Records:
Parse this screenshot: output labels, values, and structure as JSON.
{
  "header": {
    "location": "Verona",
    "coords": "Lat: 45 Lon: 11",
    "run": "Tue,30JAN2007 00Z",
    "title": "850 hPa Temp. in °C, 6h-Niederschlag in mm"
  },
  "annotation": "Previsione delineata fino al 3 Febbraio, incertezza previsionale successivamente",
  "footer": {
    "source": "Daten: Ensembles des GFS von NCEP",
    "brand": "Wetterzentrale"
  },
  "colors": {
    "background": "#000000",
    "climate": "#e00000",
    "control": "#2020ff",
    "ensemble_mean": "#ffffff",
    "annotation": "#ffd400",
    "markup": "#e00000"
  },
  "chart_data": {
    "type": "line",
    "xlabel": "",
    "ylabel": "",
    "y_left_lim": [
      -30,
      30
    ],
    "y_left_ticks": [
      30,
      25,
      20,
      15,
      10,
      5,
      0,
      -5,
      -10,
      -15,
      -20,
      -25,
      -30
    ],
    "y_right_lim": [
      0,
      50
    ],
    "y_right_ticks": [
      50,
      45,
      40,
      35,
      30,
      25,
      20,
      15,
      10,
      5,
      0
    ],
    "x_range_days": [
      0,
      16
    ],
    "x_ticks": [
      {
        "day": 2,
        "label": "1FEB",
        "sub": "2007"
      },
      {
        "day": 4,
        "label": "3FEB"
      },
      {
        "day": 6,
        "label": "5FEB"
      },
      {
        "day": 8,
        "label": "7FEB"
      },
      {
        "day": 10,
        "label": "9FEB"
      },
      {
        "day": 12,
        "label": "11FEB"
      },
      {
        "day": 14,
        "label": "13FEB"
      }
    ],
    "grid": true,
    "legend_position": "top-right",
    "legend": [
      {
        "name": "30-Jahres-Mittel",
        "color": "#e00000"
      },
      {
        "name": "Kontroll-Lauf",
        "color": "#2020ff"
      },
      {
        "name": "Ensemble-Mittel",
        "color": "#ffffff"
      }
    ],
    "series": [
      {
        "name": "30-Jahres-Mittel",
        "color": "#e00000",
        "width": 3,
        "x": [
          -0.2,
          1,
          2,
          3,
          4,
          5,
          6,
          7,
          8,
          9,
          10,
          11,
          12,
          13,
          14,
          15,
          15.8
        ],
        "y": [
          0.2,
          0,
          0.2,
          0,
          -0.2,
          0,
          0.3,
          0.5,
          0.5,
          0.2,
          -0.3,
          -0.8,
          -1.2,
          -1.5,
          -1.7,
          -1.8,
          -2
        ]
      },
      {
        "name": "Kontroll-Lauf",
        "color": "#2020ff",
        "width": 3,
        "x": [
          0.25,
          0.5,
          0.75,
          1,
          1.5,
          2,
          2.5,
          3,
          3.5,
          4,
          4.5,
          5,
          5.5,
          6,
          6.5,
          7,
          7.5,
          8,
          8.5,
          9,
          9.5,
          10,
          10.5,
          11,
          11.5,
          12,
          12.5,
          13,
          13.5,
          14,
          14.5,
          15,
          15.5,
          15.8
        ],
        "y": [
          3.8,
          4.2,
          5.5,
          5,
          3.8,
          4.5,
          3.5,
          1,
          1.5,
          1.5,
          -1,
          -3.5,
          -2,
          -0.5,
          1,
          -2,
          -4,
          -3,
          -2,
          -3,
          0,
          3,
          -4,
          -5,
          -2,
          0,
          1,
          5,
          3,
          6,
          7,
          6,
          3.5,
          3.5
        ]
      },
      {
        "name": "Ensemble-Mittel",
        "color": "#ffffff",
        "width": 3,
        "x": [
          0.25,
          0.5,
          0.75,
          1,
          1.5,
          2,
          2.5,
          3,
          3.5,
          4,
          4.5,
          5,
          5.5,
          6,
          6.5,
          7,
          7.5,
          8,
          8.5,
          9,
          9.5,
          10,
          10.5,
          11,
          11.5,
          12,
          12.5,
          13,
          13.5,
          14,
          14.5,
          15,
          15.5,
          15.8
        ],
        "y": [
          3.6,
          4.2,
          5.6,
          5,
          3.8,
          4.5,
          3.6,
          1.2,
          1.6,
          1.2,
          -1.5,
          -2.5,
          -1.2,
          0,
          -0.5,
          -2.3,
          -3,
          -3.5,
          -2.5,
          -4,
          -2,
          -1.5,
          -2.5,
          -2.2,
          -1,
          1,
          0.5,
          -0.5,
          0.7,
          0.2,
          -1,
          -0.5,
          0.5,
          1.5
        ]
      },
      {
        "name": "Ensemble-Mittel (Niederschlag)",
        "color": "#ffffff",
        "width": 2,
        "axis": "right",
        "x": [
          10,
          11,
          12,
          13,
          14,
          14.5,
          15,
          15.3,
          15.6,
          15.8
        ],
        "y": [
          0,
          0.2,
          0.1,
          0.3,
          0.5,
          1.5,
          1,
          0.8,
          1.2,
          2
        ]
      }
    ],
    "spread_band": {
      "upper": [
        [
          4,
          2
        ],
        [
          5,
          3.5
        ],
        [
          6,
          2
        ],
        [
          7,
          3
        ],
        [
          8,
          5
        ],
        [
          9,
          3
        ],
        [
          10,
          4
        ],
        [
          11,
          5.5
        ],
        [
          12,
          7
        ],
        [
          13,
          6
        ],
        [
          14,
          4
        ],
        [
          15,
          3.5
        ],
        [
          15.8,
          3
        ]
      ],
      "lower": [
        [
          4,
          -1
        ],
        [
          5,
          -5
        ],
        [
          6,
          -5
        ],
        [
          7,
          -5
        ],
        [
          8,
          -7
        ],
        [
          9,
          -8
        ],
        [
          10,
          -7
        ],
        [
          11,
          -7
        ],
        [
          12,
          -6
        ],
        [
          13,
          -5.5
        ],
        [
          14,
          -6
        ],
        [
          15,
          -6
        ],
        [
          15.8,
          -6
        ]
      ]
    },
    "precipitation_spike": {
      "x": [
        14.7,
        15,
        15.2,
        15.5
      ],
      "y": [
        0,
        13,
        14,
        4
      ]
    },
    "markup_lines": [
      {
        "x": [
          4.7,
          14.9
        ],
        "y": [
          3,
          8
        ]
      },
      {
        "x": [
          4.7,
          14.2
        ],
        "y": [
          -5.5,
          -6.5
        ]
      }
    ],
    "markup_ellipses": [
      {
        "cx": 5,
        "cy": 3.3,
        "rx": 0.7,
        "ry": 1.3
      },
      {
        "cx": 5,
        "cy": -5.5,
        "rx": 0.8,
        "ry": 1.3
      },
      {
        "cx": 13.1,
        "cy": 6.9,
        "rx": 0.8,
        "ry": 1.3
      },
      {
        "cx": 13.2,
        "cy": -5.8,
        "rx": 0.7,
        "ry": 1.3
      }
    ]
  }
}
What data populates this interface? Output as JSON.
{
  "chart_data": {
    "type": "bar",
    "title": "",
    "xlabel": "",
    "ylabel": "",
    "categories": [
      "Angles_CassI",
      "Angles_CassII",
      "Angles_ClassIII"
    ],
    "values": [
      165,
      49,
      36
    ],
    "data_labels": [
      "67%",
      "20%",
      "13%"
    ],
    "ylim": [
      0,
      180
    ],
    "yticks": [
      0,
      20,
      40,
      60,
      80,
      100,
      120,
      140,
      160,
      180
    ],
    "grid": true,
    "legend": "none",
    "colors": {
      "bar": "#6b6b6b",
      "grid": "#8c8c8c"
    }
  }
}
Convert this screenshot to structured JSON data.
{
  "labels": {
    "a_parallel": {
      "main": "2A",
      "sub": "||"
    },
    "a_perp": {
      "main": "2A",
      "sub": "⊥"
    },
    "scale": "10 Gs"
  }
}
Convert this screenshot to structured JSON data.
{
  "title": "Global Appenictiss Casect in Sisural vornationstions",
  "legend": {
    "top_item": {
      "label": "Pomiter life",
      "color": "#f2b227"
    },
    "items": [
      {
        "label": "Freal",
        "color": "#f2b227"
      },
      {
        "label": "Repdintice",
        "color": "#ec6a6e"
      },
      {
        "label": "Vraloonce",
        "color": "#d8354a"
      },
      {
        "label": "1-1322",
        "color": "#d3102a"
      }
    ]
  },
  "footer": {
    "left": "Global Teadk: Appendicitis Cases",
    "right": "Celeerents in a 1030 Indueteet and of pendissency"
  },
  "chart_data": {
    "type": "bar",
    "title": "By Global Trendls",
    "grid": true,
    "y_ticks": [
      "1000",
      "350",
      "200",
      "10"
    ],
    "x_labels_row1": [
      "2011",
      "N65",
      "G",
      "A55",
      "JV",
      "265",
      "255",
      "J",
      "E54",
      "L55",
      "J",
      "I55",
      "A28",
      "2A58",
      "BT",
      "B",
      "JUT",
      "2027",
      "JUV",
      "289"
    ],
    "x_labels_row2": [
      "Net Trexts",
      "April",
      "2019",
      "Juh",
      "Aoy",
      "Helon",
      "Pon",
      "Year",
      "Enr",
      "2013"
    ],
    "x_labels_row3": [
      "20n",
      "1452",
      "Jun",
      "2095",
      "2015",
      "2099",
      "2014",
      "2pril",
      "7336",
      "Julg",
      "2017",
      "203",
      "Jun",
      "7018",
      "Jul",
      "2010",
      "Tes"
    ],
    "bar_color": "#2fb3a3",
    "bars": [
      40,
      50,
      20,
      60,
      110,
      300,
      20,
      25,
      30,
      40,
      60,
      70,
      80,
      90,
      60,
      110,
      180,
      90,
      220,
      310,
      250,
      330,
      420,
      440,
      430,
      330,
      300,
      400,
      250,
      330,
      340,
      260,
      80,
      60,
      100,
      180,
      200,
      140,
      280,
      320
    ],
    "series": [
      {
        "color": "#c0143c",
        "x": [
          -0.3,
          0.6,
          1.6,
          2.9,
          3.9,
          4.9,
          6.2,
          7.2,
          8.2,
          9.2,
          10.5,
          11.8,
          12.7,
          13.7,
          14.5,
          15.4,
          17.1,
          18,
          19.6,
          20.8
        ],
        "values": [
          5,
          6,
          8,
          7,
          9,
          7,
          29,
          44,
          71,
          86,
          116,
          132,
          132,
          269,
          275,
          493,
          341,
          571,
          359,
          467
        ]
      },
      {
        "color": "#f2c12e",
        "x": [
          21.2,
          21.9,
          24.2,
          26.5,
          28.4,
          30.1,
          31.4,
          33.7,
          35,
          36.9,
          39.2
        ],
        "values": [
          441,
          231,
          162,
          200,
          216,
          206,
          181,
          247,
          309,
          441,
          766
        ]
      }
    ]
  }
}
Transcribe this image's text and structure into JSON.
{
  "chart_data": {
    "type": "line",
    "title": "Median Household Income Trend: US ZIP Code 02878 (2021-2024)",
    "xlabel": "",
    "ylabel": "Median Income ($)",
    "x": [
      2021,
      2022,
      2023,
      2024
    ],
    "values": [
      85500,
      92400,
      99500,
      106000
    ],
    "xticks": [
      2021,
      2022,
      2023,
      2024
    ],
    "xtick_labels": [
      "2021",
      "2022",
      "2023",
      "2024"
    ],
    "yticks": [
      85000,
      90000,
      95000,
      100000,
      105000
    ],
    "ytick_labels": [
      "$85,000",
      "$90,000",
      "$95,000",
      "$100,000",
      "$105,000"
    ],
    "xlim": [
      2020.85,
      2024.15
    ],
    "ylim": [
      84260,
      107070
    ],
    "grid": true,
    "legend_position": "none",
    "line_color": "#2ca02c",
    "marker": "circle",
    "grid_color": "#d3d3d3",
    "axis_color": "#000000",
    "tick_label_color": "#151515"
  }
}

- Given instruction -
Using the listing above, gather each line that holds the string "title" and copy it.

- Exercise solution -
    "title": "850 hPa Temp. in °C, 6h-Niederschlag in mm"
    "title": "",
  "title": "Global Appenictiss Casect in Sisural vornationstions",
    "title": "By Global Trendls",
    "title": "Median Household Income Trend: US ZIP Code 02878 (2021-2024)",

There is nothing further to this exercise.